__Dataset rows__.
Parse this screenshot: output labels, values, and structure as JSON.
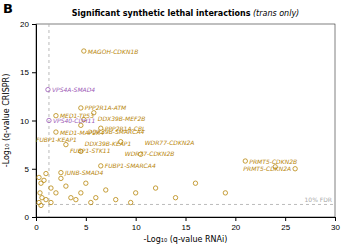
{
  "chart_data": {
    "type": "scatter",
    "title": "Significant synthetic lethal interactions",
    "subtitle": " (trans only)",
    "x_label": "-Log₁₀ (q-value RNAi)",
    "y_label": "-Log₁₀ (q-value CRISPR)",
    "xlim": [
      0,
      30
    ],
    "ylim": [
      0,
      20
    ],
    "xticks": [
      0,
      5,
      10,
      15,
      20,
      25,
      30
    ],
    "yticks": [
      0,
      5,
      10,
      15,
      20
    ],
    "marker": "open-circle",
    "x": [
      4.8,
      1.2,
      2.0,
      4.5,
      5.8,
      4.8,
      4.5,
      6.5,
      2.0,
      1.3,
      3.0,
      8.5,
      4.5,
      10.5,
      21.0,
      6.5,
      26.0,
      2.5,
      0.3,
      0.5,
      0.8,
      1.0,
      1.5,
      0.4,
      0.6,
      1.0,
      0.3,
      0.5,
      1.5,
      2.0,
      2.5,
      3.0,
      3.5,
      4.0,
      4.5,
      5.0,
      5.5,
      6.0,
      7.0,
      8.0,
      9.5,
      10.0,
      12.0,
      14.0,
      16.0,
      19.0,
      24.0
    ],
    "values": [
      17.2,
      13.2,
      10.5,
      11.3,
      10.8,
      10.1,
      9.5,
      9.2,
      8.8,
      10.0,
      7.5,
      7.8,
      6.8,
      6.5,
      5.8,
      5.3,
      5.0,
      4.6,
      4.1,
      3.5,
      3.8,
      4.5,
      3.0,
      2.5,
      2.0,
      1.8,
      1.5,
      1.2,
      1.5,
      2.5,
      4.0,
      3.2,
      2.0,
      1.8,
      2.5,
      3.5,
      1.5,
      2.0,
      2.8,
      1.8,
      1.5,
      2.5,
      3.0,
      2.0,
      3.5,
      2.5,
      5.2
    ],
    "point_labels": [
      "MAGOH-CDKN1B",
      "VPS4A-SMAD4",
      "MED1-TP53",
      "PPP2R1A-ATM",
      "DDX39B-MEF2B",
      "DDX39B-SMARCA4",
      "DDX39B-KEAP1",
      "PPP2R1A-CBL",
      "MED1-MAP2K4",
      "VPS40-CDH11",
      "FUBP1-STK11",
      "WDR77-CDKN2B",
      "FUBP1-KEAP1",
      "WDR77-CDKN2A",
      "PRMT5-CDKN2B",
      "FUBP1-SMARCA4",
      "PRMT5-CDKN2A",
      "JUNB-SMAD4",
      null,
      null,
      null,
      null,
      null,
      null,
      null,
      null,
      null,
      null,
      null,
      null,
      null,
      null,
      null,
      null,
      null,
      null,
      null,
      null,
      null,
      null,
      null,
      null,
      null,
      null,
      null,
      null,
      null
    ],
    "colors": [
      "#b8860b",
      "#9b59b6",
      "#b8860b",
      "#b8860b",
      "#b8860b",
      "#b8860b",
      "#b8860b",
      "#b8860b",
      "#b8860b",
      "#9b59b6",
      "#b8860b",
      "#b8860b",
      "#b8860b",
      "#b8860b",
      "#b8860b",
      "#b8860b",
      "#b8860b",
      "#b8860b",
      "#b8860b",
      "#b8860b",
      "#b8860b",
      "#b8860b",
      "#b8860b",
      "#b8860b",
      "#b8860b",
      "#b8860b",
      "#b8860b",
      "#b8860b",
      "#b8860b",
      "#b8860b",
      "#b8860b",
      "#b8860b",
      "#b8860b",
      "#b8860b",
      "#b8860b",
      "#b8860b",
      "#b8860b",
      "#b8860b",
      "#b8860b",
      "#b8860b",
      "#b8860b",
      "#b8860b",
      "#b8860b",
      "#b8860b",
      "#b8860b",
      "#b8860b",
      "#b8860b"
    ],
    "reference_lines": [
      {
        "axis": "y",
        "value": 1.3,
        "color": "#aaaaaa",
        "line_style": "dashed",
        "label": "10% FDR"
      },
      {
        "axis": "x",
        "value": 1.3,
        "color": "#aaaaaa",
        "line_style": "dashed"
      }
    ],
    "annotations": [
      {
        "text": "B"
      }
    ],
    "grid": false
  }
}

__Problem description__. Output every entry verbatim. Pictures do not belong in the copy.

__Correct answer__.
Parse this screenshot: output labels, values, and structure as JSON.
{
  "chart_data": {
    "type": "scatter",
    "title": "Significant synthetic lethal interactions",
    "subtitle": " (trans only)",
    "x_label": "-Log₁₀ (q-value RNAi)",
    "y_label": "-Log₁₀ (q-value CRISPR)",
    "xlim": [
      0,
      30
    ],
    "ylim": [
      0,
      20
    ],
    "xticks": [
      0,
      5,
      10,
      15,
      20,
      25,
      30
    ],
    "yticks": [
      0,
      5,
      10,
      15,
      20
    ],
    "marker": "open-circle",
    "x": [
      4.8,
      1.2,
      2.0,
      4.5,
      5.8,
      4.8,
      4.5,
      6.5,
      2.0,
      1.3,
      3.0,
      8.5,
      4.5,
      10.5,
      21.0,
      6.5,
      26.0,
      2.5,
      0.3,
      0.5,
      0.8,
      1.0,
      1.5,
      0.4,
      0.6,
      1.0,
      0.3,
      0.5,
      1.5,
      2.0,
      2.5,
      3.0,
      3.5,
      4.0,
      4.5,
      5.0,
      5.5,
      6.0,
      7.0,
      8.0,
      9.5,
      10.0,
      12.0,
      14.0,
      16.0,
      19.0,
      24.0
    ],
    "values": [
      17.2,
      13.2,
      10.5,
      11.3,
      10.8,
      10.1,
      9.5,
      9.2,
      8.8,
      10.0,
      7.5,
      7.8,
      6.8,
      6.5,
      5.8,
      5.3,
      5.0,
      4.6,
      4.1,
      3.5,
      3.8,
      4.5,
      3.0,
      2.5,
      2.0,
      1.8,
      1.5,
      1.2,
      1.5,
      2.5,
      4.0,
      3.2,
      2.0,
      1.8,
      2.5,
      3.5,
      1.5,
      2.0,
      2.8,
      1.8,
      1.5,
      2.5,
      3.0,
      2.0,
      3.5,
      2.5,
      5.2
    ],
    "point_labels": [
      "MAGOH-CDKN1B",
      "VPS4A-SMAD4",
      "MED1-TP53",
      "PPP2R1A-ATM",
      "DDX39B-MEF2B",
      "DDX39B-SMARCA4",
      "DDX39B-KEAP1",
      "PPP2R1A-CBL",
      "MED1-MAP2K4",
      "VPS40-CDH11",
      "FUBP1-STK11",
      "WDR77-CDKN2B",
      "FUBP1-KEAP1",
      "WDR77-CDKN2A",
      "PRMT5-CDKN2B",
      "FUBP1-SMARCA4",
      "PRMT5-CDKN2A",
      "JUNB-SMAD4",
      null,
      null,
      null,
      null,
      null,
      null,
      null,
      null,
      null,
      null,
      null,
      null,
      null,
      null,
      null,
      null,
      null,
      null,
      null,
      null,
      null,
      null,
      null,
      null,
      null,
      null,
      null,
      null,
      null
    ],
    "colors": [
      "#b8860b",
      "#9b59b6",
      "#b8860b",
      "#b8860b",
      "#b8860b",
      "#b8860b",
      "#b8860b",
      "#b8860b",
      "#b8860b",
      "#9b59b6",
      "#b8860b",
      "#b8860b",
      "#b8860b",
      "#b8860b",
      "#b8860b",
      "#b8860b",
      "#b8860b",
      "#b8860b",
      "#b8860b",
      "#b8860b",
      "#b8860b",
      "#b8860b",
      "#b8860b",
      "#b8860b",
      "#b8860b",
      "#b8860b",
      "#b8860b",
      "#b8860b",
      "#b8860b",
      "#b8860b",
      "#b8860b",
      "#b8860b",
      "#b8860b",
      "#b8860b",
      "#b8860b",
      "#b8860b",
      "#b8860b",
      "#b8860b",
      "#b8860b",
      "#b8860b",
      "#b8860b",
      "#b8860b",
      "#b8860b",
      "#b8860b",
      "#b8860b",
      "#b8860b",
      "#b8860b"
    ],
    "reference_lines": [
      {
        "axis": "y",
        "value": 1.3,
        "color": "#aaaaaa",
        "line_style": "dashed",
        "label": "10% FDR"
      },
      {
        "axis": "x",
        "value": 1.3,
        "color": "#aaaaaa",
        "line_style": "dashed"
      }
    ],
    "annotations": [
      {
        "text": "B"
      }
    ],
    "grid": false
  }
}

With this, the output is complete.